# Document extract:
==================================================
A number of US officials have remained silent on negotiations with the Syrian regime to release American hostages arrested in Syria.
Commenting on a report published by The Associated Press on a visit carried out by two US officials last summer to Syria, a source from the Syrian opposition said that this might bring the issue back to the surface.
Yet, a diplomatic source from the opposition said that progress is unlikely at a time when American officials are publicly criticizing the Syrian regime.
Yet the trip was ultimately fruitless, with the Syrians raising a series of demands that would have fundamentally reshaped Washington’s policy toward Damascus, including the removal of sanctions, the withdrawal of troops from the country and the restoration of normal diplomatic ties.
Equally as problematic for the American negotiators: Syrian officials offered no meaningful information on the fate and whereabouts of American hostage Austin Tice and others.
==================================================
# Information:
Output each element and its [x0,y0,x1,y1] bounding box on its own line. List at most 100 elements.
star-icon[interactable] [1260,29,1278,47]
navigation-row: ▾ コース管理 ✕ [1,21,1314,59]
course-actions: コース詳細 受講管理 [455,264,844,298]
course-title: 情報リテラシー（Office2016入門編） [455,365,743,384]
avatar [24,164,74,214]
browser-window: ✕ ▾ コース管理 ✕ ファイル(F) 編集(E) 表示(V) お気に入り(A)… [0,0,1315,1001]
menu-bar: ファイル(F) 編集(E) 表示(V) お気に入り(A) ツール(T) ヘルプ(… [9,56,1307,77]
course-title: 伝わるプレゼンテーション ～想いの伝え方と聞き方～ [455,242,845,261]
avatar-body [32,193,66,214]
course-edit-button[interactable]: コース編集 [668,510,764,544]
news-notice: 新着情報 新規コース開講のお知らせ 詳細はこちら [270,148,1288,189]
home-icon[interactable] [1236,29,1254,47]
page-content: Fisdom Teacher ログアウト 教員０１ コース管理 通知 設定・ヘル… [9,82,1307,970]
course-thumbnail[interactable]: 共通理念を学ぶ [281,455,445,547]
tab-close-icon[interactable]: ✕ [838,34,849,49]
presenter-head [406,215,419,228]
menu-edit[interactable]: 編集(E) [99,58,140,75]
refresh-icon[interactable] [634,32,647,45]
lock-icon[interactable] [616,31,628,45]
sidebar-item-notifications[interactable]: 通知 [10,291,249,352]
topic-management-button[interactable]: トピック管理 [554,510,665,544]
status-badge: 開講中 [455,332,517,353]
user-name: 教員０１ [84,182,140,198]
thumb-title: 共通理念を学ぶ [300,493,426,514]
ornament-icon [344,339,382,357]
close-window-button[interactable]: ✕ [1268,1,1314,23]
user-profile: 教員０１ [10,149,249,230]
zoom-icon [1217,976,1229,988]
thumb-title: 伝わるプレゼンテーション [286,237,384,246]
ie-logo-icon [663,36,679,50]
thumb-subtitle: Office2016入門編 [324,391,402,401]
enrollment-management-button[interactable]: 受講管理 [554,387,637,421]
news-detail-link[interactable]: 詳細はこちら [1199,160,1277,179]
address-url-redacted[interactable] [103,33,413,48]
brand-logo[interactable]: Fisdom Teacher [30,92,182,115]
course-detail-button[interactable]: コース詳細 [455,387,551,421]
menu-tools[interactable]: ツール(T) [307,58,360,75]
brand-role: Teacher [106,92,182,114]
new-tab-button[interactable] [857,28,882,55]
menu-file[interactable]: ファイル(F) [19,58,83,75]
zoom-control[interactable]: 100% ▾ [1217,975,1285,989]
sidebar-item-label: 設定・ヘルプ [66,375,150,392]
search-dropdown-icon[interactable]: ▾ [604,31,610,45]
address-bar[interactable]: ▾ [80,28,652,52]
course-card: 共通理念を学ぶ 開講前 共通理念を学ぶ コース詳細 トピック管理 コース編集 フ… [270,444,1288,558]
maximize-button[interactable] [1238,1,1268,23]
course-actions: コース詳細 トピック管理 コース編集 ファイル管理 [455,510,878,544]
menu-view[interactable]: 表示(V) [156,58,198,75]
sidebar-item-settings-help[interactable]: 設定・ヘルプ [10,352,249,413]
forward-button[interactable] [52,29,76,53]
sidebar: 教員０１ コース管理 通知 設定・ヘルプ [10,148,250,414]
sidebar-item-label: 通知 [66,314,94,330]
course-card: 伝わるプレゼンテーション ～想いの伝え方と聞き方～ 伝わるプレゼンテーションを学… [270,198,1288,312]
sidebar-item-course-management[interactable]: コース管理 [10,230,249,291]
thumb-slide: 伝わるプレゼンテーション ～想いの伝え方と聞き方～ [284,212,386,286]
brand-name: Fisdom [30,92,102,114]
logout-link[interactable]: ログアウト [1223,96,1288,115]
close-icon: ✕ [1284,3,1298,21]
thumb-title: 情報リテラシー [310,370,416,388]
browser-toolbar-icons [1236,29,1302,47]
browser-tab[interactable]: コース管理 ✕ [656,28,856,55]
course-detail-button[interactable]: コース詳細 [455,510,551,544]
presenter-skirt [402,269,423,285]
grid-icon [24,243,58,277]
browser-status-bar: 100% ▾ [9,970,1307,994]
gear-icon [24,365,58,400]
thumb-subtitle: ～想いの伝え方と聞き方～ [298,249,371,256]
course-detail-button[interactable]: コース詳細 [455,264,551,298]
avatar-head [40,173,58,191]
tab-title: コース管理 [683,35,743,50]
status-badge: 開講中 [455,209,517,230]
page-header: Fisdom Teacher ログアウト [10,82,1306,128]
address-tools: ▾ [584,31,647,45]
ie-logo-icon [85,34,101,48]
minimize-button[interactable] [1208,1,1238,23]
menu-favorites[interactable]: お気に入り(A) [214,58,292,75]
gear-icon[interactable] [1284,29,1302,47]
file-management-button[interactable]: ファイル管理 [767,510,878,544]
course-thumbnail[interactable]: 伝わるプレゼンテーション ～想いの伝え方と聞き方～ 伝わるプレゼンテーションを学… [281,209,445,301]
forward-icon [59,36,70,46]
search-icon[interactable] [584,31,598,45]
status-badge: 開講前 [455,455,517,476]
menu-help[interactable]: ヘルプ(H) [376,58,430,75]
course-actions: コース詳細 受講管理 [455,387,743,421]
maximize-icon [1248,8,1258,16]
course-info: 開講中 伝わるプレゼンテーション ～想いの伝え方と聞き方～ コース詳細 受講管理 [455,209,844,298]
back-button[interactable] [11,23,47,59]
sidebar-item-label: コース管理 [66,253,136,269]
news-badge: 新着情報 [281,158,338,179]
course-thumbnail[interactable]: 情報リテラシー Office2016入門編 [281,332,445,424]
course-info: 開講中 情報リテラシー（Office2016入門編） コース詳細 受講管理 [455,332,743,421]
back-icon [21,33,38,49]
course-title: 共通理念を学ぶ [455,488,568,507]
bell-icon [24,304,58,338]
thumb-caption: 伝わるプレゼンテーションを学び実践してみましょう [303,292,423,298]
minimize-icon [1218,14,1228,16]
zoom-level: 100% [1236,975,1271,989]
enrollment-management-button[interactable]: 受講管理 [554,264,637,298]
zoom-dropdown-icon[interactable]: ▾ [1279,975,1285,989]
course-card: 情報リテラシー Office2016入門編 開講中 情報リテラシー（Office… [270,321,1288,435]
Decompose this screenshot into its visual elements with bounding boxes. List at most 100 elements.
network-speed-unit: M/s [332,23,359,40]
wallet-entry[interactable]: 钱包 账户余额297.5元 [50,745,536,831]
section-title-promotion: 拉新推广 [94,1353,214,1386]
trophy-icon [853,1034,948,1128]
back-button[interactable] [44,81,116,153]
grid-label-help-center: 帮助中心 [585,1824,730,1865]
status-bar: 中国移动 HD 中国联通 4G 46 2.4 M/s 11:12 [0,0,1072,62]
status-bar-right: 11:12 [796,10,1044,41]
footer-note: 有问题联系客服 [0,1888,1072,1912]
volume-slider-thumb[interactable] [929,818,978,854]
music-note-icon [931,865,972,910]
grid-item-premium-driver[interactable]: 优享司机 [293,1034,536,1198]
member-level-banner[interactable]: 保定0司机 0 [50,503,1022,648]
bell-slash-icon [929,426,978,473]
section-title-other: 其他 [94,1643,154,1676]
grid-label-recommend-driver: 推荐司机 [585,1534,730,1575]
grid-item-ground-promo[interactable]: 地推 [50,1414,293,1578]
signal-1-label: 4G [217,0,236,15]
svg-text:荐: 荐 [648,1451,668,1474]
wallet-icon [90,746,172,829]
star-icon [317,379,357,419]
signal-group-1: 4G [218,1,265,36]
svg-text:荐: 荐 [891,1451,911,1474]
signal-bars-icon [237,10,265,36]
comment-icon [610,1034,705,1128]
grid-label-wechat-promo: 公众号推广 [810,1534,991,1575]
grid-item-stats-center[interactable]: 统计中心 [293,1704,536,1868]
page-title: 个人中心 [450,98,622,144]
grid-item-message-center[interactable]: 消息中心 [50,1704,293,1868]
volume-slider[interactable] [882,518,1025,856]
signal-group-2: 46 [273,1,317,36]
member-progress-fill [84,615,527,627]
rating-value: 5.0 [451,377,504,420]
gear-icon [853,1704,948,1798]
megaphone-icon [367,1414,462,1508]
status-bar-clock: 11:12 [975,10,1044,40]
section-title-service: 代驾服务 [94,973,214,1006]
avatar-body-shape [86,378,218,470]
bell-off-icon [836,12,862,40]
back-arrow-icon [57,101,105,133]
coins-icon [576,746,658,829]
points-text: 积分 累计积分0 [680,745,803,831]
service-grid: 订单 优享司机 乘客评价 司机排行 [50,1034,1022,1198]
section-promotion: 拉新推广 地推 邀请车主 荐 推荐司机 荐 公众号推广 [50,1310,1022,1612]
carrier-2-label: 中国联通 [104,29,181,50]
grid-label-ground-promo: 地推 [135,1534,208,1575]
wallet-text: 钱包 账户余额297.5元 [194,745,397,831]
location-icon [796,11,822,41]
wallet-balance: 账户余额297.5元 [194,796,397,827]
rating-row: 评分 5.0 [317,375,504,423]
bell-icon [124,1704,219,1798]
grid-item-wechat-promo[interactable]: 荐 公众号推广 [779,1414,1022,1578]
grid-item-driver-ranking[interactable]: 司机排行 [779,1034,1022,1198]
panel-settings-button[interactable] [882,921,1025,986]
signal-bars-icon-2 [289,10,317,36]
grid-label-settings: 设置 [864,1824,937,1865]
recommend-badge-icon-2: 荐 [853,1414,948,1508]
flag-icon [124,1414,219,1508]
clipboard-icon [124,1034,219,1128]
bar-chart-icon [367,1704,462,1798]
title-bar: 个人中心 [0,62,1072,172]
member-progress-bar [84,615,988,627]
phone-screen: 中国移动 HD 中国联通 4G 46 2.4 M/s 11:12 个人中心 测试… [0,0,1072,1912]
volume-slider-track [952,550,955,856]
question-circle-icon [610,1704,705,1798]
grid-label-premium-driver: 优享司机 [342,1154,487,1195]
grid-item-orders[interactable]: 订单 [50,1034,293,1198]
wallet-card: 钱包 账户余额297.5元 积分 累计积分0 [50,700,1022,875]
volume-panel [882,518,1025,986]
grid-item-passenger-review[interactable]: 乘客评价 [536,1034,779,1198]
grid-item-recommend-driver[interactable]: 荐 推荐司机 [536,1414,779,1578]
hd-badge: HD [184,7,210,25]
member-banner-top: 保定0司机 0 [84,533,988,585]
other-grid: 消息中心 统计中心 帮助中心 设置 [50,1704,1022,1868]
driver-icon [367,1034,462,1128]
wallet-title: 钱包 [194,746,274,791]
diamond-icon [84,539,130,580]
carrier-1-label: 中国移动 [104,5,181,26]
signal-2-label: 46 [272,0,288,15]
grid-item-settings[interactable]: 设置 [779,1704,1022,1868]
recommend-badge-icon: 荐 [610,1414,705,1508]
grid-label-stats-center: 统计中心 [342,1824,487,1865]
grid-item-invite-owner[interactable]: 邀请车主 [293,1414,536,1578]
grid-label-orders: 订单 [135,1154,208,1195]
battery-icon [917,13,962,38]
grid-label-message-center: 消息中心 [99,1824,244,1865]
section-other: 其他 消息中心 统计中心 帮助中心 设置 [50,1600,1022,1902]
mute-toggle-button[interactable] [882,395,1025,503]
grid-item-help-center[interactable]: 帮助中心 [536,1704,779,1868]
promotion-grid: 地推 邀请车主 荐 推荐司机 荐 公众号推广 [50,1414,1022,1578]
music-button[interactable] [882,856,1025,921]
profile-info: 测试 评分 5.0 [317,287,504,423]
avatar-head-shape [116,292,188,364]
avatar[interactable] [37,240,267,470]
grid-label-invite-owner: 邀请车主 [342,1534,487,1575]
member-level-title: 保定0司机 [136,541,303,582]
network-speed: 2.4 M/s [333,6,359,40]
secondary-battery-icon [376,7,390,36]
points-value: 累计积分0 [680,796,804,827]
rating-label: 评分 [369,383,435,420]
==================================================
# Work order:
Answer from the news report on US hostage negotiations with Syria:
(a) When did the two US officials make their visit to Syria?
(b) Which American hostage is named in the report?
(c) What three demands did the Syrians raise?
Base every answer on the news report alone.

# Exercise solution:
(a) Last summer.
(b) Austin Tice.
(c) The removal of sanctions, the withdrawal of troops from the country, and the restoration of normal diplomatic ties.